**Task instructions**. Tally up the lines where the string "depends" appears; reply with the number only.

**Records shown**.
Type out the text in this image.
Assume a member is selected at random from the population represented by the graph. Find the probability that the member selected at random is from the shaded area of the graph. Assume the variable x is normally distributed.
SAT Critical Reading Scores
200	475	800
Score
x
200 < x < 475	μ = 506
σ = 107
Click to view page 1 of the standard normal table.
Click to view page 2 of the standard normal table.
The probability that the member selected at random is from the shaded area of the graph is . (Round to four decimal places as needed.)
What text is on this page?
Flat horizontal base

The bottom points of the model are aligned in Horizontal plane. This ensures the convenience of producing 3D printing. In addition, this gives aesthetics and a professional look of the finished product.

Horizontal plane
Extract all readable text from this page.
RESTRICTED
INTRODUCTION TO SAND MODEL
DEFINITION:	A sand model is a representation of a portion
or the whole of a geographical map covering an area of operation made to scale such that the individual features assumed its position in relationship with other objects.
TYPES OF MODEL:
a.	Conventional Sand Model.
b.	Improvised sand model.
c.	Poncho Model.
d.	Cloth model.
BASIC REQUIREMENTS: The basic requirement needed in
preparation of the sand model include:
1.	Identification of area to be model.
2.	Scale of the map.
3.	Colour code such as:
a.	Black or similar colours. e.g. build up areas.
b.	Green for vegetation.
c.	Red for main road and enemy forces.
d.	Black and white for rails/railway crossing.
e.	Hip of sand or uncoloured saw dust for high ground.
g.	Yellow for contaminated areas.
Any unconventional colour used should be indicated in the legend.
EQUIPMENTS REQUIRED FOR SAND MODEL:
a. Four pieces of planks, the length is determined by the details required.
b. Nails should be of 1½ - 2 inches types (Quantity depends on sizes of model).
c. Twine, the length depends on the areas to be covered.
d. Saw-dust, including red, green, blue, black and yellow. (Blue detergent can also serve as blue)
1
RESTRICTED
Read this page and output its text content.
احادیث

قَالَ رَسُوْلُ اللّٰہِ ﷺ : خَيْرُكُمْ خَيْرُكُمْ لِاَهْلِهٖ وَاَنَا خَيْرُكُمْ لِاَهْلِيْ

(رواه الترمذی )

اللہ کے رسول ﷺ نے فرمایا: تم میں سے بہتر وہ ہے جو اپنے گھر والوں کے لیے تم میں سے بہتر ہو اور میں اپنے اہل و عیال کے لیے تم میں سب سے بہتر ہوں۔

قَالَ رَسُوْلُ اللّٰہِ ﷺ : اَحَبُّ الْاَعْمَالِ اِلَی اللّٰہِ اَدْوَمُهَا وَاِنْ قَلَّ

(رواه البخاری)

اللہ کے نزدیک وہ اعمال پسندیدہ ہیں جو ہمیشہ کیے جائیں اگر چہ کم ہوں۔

**The output**. 2